# start of INPUT MATERIAL
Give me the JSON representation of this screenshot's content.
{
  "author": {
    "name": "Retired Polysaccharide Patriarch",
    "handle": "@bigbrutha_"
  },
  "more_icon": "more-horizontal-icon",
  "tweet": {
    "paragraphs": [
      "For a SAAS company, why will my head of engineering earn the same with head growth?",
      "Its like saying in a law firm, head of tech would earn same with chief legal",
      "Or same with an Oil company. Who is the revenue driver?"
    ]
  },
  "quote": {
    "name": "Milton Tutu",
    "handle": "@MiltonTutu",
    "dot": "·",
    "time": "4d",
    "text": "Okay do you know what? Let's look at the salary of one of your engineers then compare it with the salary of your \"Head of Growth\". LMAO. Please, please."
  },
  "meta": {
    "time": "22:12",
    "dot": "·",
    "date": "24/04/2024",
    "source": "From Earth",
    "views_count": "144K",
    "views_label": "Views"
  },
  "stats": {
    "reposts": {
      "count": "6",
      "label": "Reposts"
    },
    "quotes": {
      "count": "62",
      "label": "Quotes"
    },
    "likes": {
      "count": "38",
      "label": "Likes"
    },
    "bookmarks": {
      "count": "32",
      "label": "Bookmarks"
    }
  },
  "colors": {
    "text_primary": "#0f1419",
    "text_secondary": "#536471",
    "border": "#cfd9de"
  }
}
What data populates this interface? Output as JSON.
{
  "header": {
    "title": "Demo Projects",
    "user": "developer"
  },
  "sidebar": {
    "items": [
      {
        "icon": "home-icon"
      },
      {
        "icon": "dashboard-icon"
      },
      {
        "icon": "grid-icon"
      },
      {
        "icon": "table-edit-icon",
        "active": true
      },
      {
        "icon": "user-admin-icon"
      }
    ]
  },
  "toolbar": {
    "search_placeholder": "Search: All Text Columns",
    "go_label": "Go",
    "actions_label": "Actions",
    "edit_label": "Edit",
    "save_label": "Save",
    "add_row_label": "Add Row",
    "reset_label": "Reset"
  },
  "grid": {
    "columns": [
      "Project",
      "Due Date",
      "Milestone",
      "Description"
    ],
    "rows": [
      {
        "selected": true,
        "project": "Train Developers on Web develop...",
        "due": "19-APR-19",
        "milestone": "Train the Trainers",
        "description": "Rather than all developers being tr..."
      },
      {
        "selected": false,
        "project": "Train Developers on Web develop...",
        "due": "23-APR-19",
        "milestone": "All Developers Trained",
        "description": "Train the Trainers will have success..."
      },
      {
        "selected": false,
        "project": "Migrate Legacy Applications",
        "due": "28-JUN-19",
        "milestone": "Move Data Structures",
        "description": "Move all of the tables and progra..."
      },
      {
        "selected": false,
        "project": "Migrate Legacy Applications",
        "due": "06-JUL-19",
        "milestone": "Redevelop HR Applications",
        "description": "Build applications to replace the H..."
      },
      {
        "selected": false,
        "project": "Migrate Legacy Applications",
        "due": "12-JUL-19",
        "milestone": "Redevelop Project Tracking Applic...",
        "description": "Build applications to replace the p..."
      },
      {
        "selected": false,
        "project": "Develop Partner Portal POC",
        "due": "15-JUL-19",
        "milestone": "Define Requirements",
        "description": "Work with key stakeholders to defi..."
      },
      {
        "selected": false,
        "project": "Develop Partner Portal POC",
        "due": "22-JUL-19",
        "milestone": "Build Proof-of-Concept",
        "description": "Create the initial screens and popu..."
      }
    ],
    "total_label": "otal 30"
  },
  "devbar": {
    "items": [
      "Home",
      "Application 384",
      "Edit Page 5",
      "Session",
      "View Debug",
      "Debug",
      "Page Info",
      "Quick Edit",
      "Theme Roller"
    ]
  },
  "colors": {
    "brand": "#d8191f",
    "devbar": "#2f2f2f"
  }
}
# end of INPUT MATERIAL
Write out every entry verbatim.

#### RESULT OF THIS EXERCISE:
Give me the JSON representation of this screenshot's content.
{
  "author": {
    "name": "Retired Polysaccharide Patriarch",
    "handle": "@bigbrutha_"
  },
  "more_icon": "more-horizontal-icon",
  "tweet": {
    "paragraphs": [
      "For a SAAS company, why will my head of engineering earn the same with head growth?",
      "Its like saying in a law firm, head of tech would earn same with chief legal",
      "Or same with an Oil company. Who is the revenue driver?"
    ]
  },
  "quote": {
    "name": "Milton Tutu",
    "handle": "@MiltonTutu",
    "dot": "·",
    "time": "4d",
    "text": "Okay do you know what? Let's look at the salary of one of your engineers then compare it with the salary of your \"Head of Growth\". LMAO. Please, please."
  },
  "meta": {
    "time": "22:12",
    "dot": "·",
    "date": "24/04/2024",
    "source": "From Earth",
    "views_count": "144K",
    "views_label": "Views"
  },
  "stats": {
    "reposts": {
      "count": "6",
      "label": "Reposts"
    },
    "quotes": {
      "count": "62",
      "label": "Quotes"
    },
    "likes": {
      "count": "38",
      "label": "Likes"
    },
    "bookmarks": {
      "count": "32",
      "label": "Bookmarks"
    }
  },
  "colors": {
    "text_primary": "#0f1419",
    "text_secondary": "#536471",
    "border": "#cfd9de"
  }
}
What data populates this interface? Output as JSON.
{
  "header": {
    "title": "Demo Projects",
    "user": "developer"
  },
  "sidebar": {
    "items": [
      {
        "icon": "home-icon"
      },
      {
        "icon": "dashboard-icon"
      },
      {
        "icon": "grid-icon"
      },
      {
        "icon": "table-edit-icon",
        "active": true
      },
      {
        "icon": "user-admin-icon"
      }
    ]
  },
  "toolbar": {
    "search_placeholder": "Search: All Text Columns",
    "go_label": "Go",
    "actions_label": "Actions",
    "edit_label": "Edit",
    "save_label": "Save",
    "add_row_label": "Add Row",
    "reset_label": "Reset"
  },
  "grid": {
    "columns": [
      "Project",
      "Due Date",
      "Milestone",
      "Description"
    ],
    "rows": [
      {
        "selected": true,
        "project": "Train Developers on Web develop...",
        "due": "19-APR-19",
        "milestone": "Train the Trainers",
        "description": "Rather than all developers being tr..."
      },
      {
        "selected": false,
        "project": "Train Developers on Web develop...",
        "due": "23-APR-19",
        "milestone": "All Developers Trained",
        "description": "Train the Trainers will have success..."
      },
      {
        "selected": false,
        "project": "Migrate Legacy Applications",
        "due": "28-JUN-19",
        "milestone": "Move Data Structures",
        "description": "Move all of the tables and progra..."
      },
      {
        "selected": false,
        "project": "Migrate Legacy Applications",
        "due": "06-JUL-19",
        "milestone": "Redevelop HR Applications",
        "description": "Build applications to replace the H..."
      },
      {
        "selected": false,
        "project": "Migrate Legacy Applications",
        "due": "12-JUL-19",
        "milestone": "Redevelop Project Tracking Applic...",
        "description": "Build applications to replace the p..."
      },
      {
        "selected": false,
        "project": "Develop Partner Portal POC",
        "due": "15-JUL-19",
        "milestone": "Define Requirements",
        "description": "Work with key stakeholders to defi..."
      },
      {
        "selected": false,
        "project": "Develop Partner Portal POC",
        "due": "22-JUL-19",
        "milestone": "Build Proof-of-Concept",
        "description": "Create the initial screens and popu..."
      }
    ],
    "total_label": "otal 30"
  },
  "devbar": {
    "items": [
      "Home",
      "Application 384",
      "Edit Page 5",
      "Session",
      "View Debug",
      "Debug",
      "Page Info",
      "Quick Edit",
      "Theme Roller"
    ]
  },
  "colors": {
    "brand": "#d8191f",
    "devbar": "#2f2f2f"
  }
}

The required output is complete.